◆ Exercise instructions: Read the lines below. Copy out any that hold the string "value".

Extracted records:
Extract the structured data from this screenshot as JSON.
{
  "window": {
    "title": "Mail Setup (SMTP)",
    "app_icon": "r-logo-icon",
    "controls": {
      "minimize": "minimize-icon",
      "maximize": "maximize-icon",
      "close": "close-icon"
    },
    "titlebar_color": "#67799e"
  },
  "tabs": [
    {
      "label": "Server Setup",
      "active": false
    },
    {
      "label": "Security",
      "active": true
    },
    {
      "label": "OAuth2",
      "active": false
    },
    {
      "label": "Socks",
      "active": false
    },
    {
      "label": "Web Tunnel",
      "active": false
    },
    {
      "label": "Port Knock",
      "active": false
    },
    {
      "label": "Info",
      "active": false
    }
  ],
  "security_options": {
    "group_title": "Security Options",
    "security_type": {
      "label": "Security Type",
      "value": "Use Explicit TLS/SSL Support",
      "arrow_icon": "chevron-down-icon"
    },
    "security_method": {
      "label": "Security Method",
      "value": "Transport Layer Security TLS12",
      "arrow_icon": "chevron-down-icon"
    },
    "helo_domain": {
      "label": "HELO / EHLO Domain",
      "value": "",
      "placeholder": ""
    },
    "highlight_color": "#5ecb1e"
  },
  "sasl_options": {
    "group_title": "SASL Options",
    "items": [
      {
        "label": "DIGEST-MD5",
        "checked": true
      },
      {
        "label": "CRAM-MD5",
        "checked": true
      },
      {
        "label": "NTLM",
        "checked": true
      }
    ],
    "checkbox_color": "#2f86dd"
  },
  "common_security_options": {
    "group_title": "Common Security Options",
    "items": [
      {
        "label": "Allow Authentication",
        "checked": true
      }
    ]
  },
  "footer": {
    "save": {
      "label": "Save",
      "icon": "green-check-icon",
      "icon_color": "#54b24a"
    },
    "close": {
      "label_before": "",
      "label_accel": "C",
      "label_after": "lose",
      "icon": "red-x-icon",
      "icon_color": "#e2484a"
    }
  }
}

◆ Task response:
      "value": "Use Explicit TLS/SSL Support",
      "value": "Transport Layer Security TLS12",
      "value": "",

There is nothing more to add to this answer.